[Material shown]:
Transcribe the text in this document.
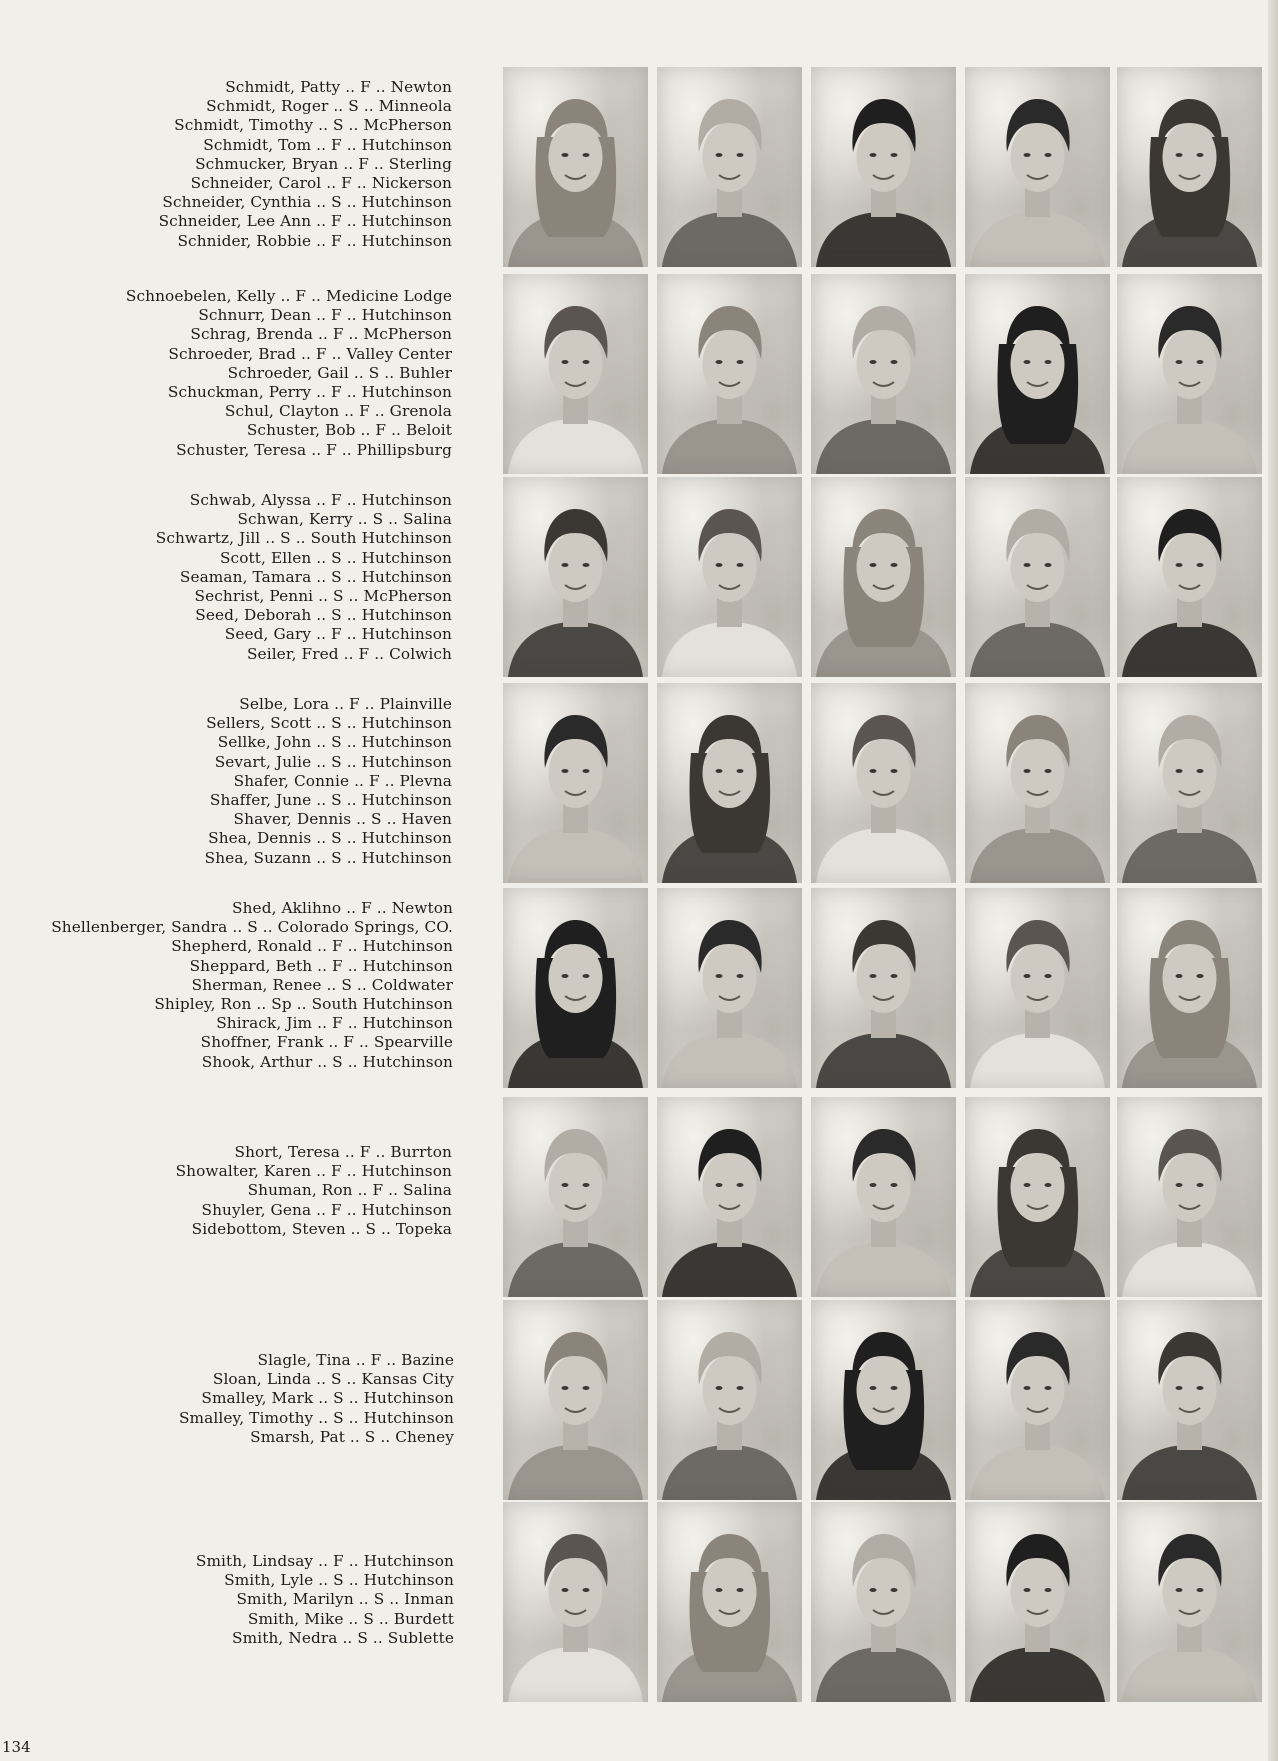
Schmidt, Patty .. F .. Newton
Schmidt, Roger .. S .. Minneola
Schmidt, Timothy .. S .. McPherson
Schmidt, Tom .. F .. Hutchinson
Schmucker, Bryan .. F .. Sterling
Schneider, Carol .. F .. Nickerson
Schneider, Cynthia .. S .. Hutchinson
Schneider, Lee Ann .. F .. Hutchinson
Schnider, Robbie .. F .. Hutchinson
Schnoebelen, Kelly .. F .. Medicine Lodge
Schnurr, Dean .. F .. Hutchinson
Schrag, Brenda .. F .. McPherson
Schroeder, Brad .. F .. Valley Center
Schroeder, Gail .. S .. Buhler
Schuckman, Perry .. F .. Hutchinson
Schul, Clayton .. F .. Grenola
Schuster, Bob .. F .. Beloit
Schuster, Teresa .. F .. Phillipsburg
Schwab, Alyssa .. F .. Hutchinson
Schwan, Kerry .. S .. Salina
Schwartz, Jill .. S .. South Hutchinson
Scott, Ellen .. S .. Hutchinson
Seaman, Tamara .. S .. Hutchinson
Sechrist, Penni .. S .. McPherson
Seed, Deborah .. S .. Hutchinson
Seed, Gary .. F .. Hutchinson
Seiler, Fred .. F .. Colwich
Selbe, Lora .. F .. Plainville
Sellers, Scott .. S .. Hutchinson
Sellke, John .. S .. Hutchinson
Sevart, Julie .. S .. Hutchinson
Shafer, Connie .. F .. Plevna
Shaffer, June .. S .. Hutchinson
Shaver, Dennis .. S .. Haven
Shea, Dennis .. S .. Hutchinson
Shea, Suzann .. S .. Hutchinson
Shed, Aklihno .. F .. Newton
Shellenberger, Sandra .. S .. Colorado Springs, CO.
Shepherd, Ronald .. F .. Hutchinson
Sheppard, Beth .. F .. Hutchinson
Sherman, Renee .. S .. Coldwater
Shipley, Ron .. Sp .. South Hutchinson
Shirack, Jim .. F .. Hutchinson
Shoffner, Frank .. F .. Spearville
Shook, Arthur .. S .. Hutchinson
Short, Teresa .. F .. Burrton
Showalter, Karen .. F .. Hutchinson
Shuman, Ron .. F .. Salina
Shuyler, Gena .. F .. Hutchinson
Sidebottom, Steven .. S .. Topeka
Slagle, Tina .. F .. Bazine
Sloan, Linda .. S .. Kansas City
Smalley, Mark .. S .. Hutchinson
Smalley, Timothy .. S .. Hutchinson
Smarsh, Pat .. S .. Cheney
Smith, Lindsay .. F .. Hutchinson
Smith, Lyle .. S .. Hutchinson
Smith, Marilyn .. S .. Inman
Smith, Mike .. S .. Burdett
Smith, Nedra .. S .. Sublette
134
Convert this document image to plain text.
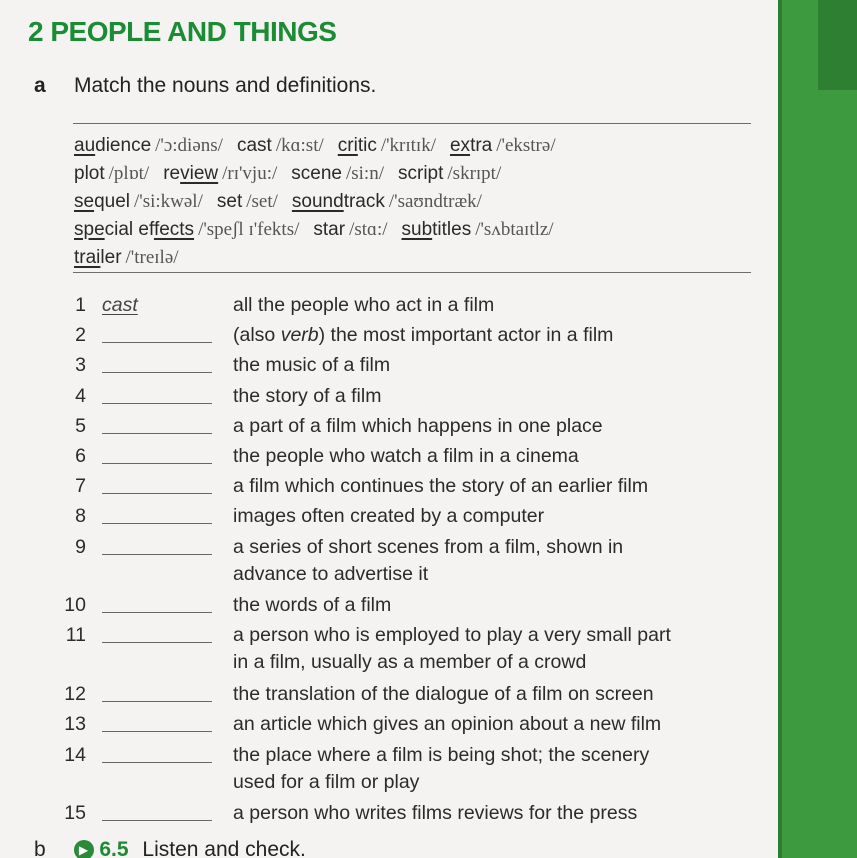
2 PEOPLE AND THINGS
a Match the nouns and definitions.
audience /'ɔ:diəns/ cast /kɑ:st/ critic /'krɪtɪk/ extra /'ekstrə/
plot /plɒt/ review /rɪ'vju:/ scene /si:n/ script /skrɪpt/
sequel /'si:kwəl/ set /set/ soundtrack /'saʊndtræk/
special effects /'speʃl ɪ'fekts/ star /stɑ:/ subtitles /'sʌbtaɪtlz/
trailer /'treɪlə/
1 cast	all the people who act in a film
2	(also verb) the most important actor in a film
3	the music of a film
4	the story of a film
5	a part of a film which happens in one place
6	the people who watch a film in a cinema
7	a film which continues the story of an earlier film
8	images often created by a computer
9	a series of short scenes from a film, shown in
advance to advertise it
10	the words of a film
11	a person who is employed to play a very small part
in a film, usually as a member of a crowd
12	the translation of the dialogue of a film on screen
13	an article which gives an opinion about a new film
14	the place where a film is being shot; the scenery
used for a film or play
15	a person who writes films reviews for the press
b	▶ 6.5 Listen and check.
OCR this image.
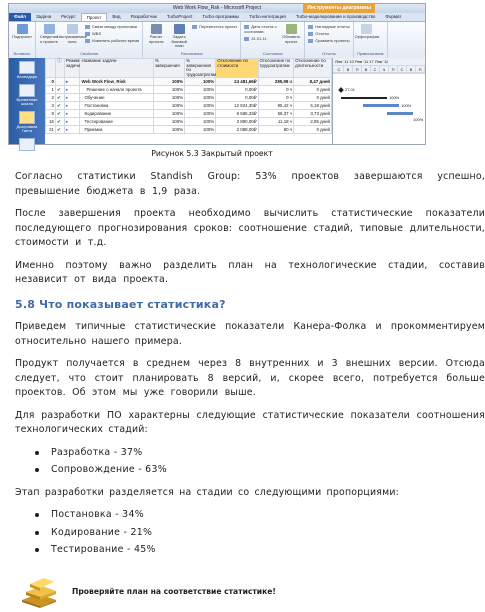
Web Work Flow_Rsk - Microsoft Project	Инструменты диаграммы
Файл	Задача	Ресурс	Проект	Вид	Разработчик	TurboProject	Turbo-программы	Turbo-интеграция	Turbo-моделирование и производство	Формат
Подпроект
Вставить
Сведения о проекте
Настраиваемые поля
Связи между проектами
WBS
Изменить рабочее время
Свойства
Расчет проекта
Задать базовый план
Переместить проект
Расписание
Дата отчета о состоянии:
31.01.11	Обновить проект
Состояние
Наглядные отчеты
Отчеты
Сравнить проекты
Отчеты
Орфография
Правописание
Календарь
Временная шкала
Диаграмма Ганта
Использование задач
	ⓘ	Режим задачи	Название задачи	% завершения	% завершения по трудозатратам	Отклонение по стоимости	Отклонение по трудозатратам	Отклонение по длительности
0		▸	Web Work Flow_Risk	100%	100%	24 481,66₽	285,98 ч	8,47 дней
1	✔	▸	Решение о начале проекта	100%	100%	0,00₽	0 ч	0 дней
2	✔	▸	Обучение	100%	100%	0,00₽	0 ч	0 дней
3	✔	▸	Постановка	100%	100%	12 824,30₽	95,42 ч	6,18 дней
8	✔	▸	Кодирование	100%	100%	6 586,33₽	58,37 ч	3,73 дней
16	✔	▸	Тестирование	100%	100%	3 890,00₽	11,18 ч	2,95 дней
21	✔	▸	Приемка	100%	100%	2 088,00₽	80 ч	0 дней
Янв '11 10 Янв '11 17 Янв '11
С	В	П	В	С	Ч	П	С	В	П
27.01
100%
100%
100%
Рисунок 5.3 Закрытый проект

Согласно статистики Standish Group: 53% проектов завершаются успешно, превышение бюджета в 1,9 раза.

После завершения проекта необходимо вычислить статистические показатели последующего прогнозирования сроков: соотношение стадий, типовые длительности, стоимости и т.д.

Именно поэтому важно разделить план на технологические стадии, составив независит от вида проекта.

5.8 Что показывает статистика?

Приведем типичные статистические показатели Канера-Фолка и прокомментируем относительно нашего примера.

Продукт получается в среднем через 8 внутренних и 3 внешних версии. Отсюда следует, что стоит планировать 8 версий, и, скорее всего, потребуется больше проектов. Об этом мы уже говорили выше.

Для разработки ПО характерны следующие статистические показатели соотношения технологических стадий:

Разработка - 37%
Сопровождение - 63%

Этап разработки разделяется на стадии со следующими пропорциями:

Постановка - 34%
Кодирование - 21%
Тестирование - 45%
Проверяйте план на соответствие статистике!
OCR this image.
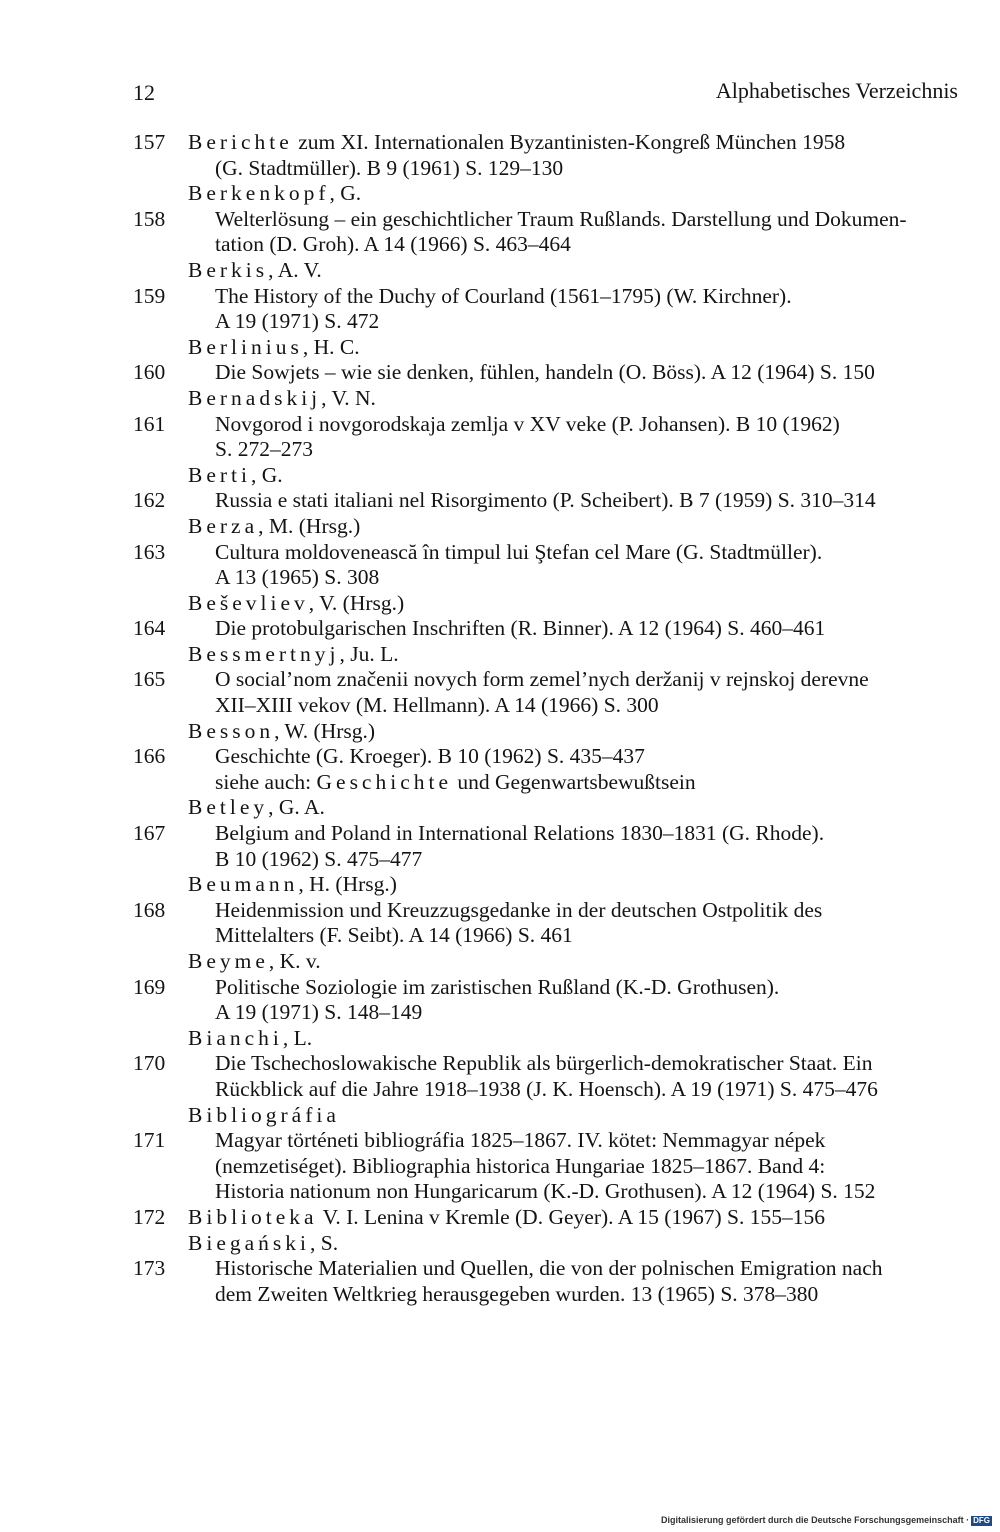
12	Alphabetisches Verzeichnis
157 Berichte zum XI. Internationalen Byzantinisten-Kongreß München 1958
(G. Stadtmüller). B 9 (1961) S. 129–130
Berkenkopf, G.
158 Welterlösung – ein geschichtlicher Traum Rußlands. Darstellung und Dokumen-
tation (D. Groh). A 14 (1966) S. 463–464
Berkis, A. V.
159 The History of the Duchy of Courland (1561–1795) (W. Kirchner).
A 19 (1971) S. 472
Berlinius, H. C.
160 Die Sowjets – wie sie denken, fühlen, handeln (O. Böss). A 12 (1964) S. 150
Bernadskij, V. N.
161 Novgorod i novgorodskaja zemlja v XV veke (P. Johansen). B 10 (1962)
S. 272–273
Berti, G.
162 Russia e stati italiani nel Risorgimento (P. Scheibert). B 7 (1959) S. 310–314
Berza, M. (Hrsg.)
163 Cultura moldovenească în timpul lui Ştefan cel Mare (G. Stadtmüller).
A 13 (1965) S. 308
Beševliev, V. (Hrsg.)
164 Die protobulgarischen Inschriften (R. Binner). A 12 (1964) S. 460–461
Bessmertnyj, Ju. L.
165 O social’nom značenii novych form zemel’nych deržanij v rejnskoj derevne
XII–XIII vekov (M. Hellmann). A 14 (1966) S. 300
Besson, W. (Hrsg.)
166 Geschichte (G. Kroeger). B 10 (1962) S. 435–437
siehe auch: Geschichte und Gegenwartsbewußtsein
Betley, G. A.
167 Belgium and Poland in International Relations 1830–1831 (G. Rhode).
B 10 (1962) S. 475–477
Beumann, H. (Hrsg.)
168 Heidenmission und Kreuzzugsgedanke in der deutschen Ostpolitik des
Mittelalters (F. Seibt). A 14 (1966) S. 461
Beyme, K. v.
169 Politische Soziologie im zaristischen Rußland (K.-D. Grothusen).
A 19 (1971) S. 148–149
Bianchi, L.
170 Die Tschechoslowakische Republik als bürgerlich-demokratischer Staat. Ein
Rückblick auf die Jahre 1918–1938 (J. K. Hoensch). A 19 (1971) S. 475–476
Bibliográfia
171 Magyar történeti bibliográfia 1825–1867. IV. kötet: Nemmagyar népek
(nemzetiséget). Bibliographia historica Hungariae 1825–1867. Band 4:
Historia nationum non Hungaricarum (K.-D. Grothusen). A 12 (1964) S. 152
172 Biblioteka V. I. Lenina v Kremle (D. Geyer). A 15 (1967) S. 155–156
Biegański, S.
173 Historische Materialien und Quellen, die von der polnischen Emigration nach
dem Zweiten Weltkrieg herausgegeben wurden. 13 (1965) S. 378–380
Digitalisierung gefördert durch die Deutsche Forschungsgemeinschaft · DFG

[Set problem]: Take each line of the material that contains the word "document" and list it.

[Written answer]:
Transcribe the text in this document.
Convert this document image to plain text.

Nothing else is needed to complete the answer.